THE PROBLEM
For the data below, work out how many lines contain the word "isang" and supply only that number.

PROVIDED DATA
--------------------
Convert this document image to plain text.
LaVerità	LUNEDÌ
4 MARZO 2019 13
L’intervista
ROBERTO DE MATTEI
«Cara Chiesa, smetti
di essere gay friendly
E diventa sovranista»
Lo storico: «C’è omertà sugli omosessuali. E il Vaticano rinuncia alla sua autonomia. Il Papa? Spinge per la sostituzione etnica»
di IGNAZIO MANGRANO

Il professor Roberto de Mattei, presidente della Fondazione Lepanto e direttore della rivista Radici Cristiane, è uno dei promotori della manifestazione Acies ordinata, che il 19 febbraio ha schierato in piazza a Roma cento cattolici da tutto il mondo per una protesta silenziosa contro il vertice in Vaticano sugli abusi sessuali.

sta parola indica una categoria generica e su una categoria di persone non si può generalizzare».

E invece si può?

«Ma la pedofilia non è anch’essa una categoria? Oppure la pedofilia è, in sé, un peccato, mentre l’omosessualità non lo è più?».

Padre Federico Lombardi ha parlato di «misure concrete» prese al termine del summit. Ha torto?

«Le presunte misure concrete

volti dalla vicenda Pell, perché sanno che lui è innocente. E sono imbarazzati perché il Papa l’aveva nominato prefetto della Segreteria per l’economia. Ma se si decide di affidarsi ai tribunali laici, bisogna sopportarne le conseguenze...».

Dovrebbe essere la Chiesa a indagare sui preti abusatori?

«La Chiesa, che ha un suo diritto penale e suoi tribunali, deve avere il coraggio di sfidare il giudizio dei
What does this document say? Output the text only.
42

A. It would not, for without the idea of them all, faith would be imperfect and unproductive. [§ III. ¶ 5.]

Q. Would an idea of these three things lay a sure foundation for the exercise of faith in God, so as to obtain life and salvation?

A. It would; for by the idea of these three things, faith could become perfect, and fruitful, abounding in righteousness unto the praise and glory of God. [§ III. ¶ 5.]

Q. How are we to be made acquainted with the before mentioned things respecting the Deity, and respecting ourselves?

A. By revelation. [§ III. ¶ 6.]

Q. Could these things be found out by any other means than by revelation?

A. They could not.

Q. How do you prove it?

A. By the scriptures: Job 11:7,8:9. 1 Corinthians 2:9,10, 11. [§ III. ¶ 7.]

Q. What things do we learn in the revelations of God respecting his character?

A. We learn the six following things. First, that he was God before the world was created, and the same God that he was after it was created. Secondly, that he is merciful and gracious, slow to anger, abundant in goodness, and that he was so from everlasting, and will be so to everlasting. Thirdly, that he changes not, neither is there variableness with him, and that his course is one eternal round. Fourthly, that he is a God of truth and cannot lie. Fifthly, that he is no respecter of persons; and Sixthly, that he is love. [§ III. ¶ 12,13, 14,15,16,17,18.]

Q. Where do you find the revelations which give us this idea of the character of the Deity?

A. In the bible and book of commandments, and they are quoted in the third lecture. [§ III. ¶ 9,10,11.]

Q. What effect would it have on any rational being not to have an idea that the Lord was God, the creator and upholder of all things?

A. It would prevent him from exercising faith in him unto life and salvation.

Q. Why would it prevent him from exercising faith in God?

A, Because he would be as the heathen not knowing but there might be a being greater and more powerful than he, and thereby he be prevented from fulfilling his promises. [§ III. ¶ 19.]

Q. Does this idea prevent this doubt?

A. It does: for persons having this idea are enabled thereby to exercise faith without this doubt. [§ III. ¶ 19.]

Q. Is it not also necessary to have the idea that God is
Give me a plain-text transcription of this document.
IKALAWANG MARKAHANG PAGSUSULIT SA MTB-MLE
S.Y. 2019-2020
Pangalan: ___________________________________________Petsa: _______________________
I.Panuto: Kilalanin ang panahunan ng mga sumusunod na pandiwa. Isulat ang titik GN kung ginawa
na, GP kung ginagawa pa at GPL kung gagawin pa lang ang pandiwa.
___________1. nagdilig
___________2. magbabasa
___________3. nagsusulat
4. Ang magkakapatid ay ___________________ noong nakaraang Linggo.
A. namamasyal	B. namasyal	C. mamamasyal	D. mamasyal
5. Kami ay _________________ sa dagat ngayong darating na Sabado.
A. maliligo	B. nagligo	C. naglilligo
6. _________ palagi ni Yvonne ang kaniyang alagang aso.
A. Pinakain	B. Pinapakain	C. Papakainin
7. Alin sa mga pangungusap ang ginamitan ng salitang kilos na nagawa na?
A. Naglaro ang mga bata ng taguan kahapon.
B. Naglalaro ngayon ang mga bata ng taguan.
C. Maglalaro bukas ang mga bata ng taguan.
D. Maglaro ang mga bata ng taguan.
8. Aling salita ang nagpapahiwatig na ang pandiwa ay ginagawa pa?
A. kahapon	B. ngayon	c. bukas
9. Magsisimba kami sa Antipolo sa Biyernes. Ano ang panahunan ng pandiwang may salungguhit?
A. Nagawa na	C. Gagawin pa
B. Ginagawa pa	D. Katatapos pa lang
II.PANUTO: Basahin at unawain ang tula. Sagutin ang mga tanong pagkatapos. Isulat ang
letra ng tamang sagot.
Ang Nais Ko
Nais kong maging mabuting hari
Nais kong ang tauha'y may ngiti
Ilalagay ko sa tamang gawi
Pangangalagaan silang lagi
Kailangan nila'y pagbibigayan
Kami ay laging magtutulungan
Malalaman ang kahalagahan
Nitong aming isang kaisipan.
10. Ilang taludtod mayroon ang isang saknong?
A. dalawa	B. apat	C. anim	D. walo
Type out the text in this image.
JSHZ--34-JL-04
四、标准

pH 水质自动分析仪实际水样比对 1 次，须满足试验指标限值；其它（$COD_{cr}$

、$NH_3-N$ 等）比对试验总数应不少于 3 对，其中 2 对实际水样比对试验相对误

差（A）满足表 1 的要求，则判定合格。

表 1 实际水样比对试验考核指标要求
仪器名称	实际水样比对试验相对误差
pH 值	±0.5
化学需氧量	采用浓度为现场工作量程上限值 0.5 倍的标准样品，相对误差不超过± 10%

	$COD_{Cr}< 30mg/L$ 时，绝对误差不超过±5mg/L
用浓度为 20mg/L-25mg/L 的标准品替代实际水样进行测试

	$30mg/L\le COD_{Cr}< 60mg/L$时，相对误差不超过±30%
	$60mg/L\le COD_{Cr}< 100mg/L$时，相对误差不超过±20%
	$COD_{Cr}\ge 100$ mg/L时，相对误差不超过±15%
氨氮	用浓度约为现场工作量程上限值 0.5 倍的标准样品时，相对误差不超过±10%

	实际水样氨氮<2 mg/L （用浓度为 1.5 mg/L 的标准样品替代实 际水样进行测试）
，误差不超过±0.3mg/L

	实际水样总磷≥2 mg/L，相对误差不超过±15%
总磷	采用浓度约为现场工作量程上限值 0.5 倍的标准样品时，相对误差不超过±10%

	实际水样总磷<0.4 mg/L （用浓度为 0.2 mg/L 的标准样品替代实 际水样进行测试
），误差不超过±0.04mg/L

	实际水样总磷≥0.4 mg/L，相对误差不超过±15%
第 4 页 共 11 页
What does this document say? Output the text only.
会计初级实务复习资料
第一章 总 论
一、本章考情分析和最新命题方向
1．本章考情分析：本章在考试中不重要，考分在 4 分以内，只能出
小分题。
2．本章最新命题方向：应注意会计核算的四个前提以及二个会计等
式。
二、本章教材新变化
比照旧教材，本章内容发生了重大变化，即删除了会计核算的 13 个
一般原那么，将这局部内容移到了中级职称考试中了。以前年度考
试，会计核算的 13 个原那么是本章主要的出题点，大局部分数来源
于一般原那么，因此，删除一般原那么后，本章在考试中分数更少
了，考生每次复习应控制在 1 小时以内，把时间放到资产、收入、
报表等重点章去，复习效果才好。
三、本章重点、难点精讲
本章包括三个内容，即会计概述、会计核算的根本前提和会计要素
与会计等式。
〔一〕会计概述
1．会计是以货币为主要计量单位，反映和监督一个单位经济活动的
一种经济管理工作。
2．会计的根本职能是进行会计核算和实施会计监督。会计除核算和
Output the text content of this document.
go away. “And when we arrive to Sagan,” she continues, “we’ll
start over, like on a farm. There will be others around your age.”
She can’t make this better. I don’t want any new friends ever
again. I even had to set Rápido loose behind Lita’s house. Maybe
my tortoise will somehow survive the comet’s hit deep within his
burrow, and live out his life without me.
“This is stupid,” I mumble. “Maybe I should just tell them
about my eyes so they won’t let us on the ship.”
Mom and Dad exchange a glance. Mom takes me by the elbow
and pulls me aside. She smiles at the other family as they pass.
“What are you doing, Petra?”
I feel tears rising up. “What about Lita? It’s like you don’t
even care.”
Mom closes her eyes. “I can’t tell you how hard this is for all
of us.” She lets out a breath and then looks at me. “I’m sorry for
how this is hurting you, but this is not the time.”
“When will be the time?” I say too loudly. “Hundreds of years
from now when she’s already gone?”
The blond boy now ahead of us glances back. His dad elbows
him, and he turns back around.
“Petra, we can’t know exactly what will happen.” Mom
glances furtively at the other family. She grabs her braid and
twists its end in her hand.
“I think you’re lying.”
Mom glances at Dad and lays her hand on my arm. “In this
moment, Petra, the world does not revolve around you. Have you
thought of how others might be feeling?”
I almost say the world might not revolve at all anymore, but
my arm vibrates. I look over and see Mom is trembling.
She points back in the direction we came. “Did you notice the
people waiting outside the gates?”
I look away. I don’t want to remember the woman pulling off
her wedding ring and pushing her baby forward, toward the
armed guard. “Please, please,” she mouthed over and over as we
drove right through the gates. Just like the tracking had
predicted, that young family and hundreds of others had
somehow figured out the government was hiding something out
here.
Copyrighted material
--------------------
ANSWER FOR THE TASK
2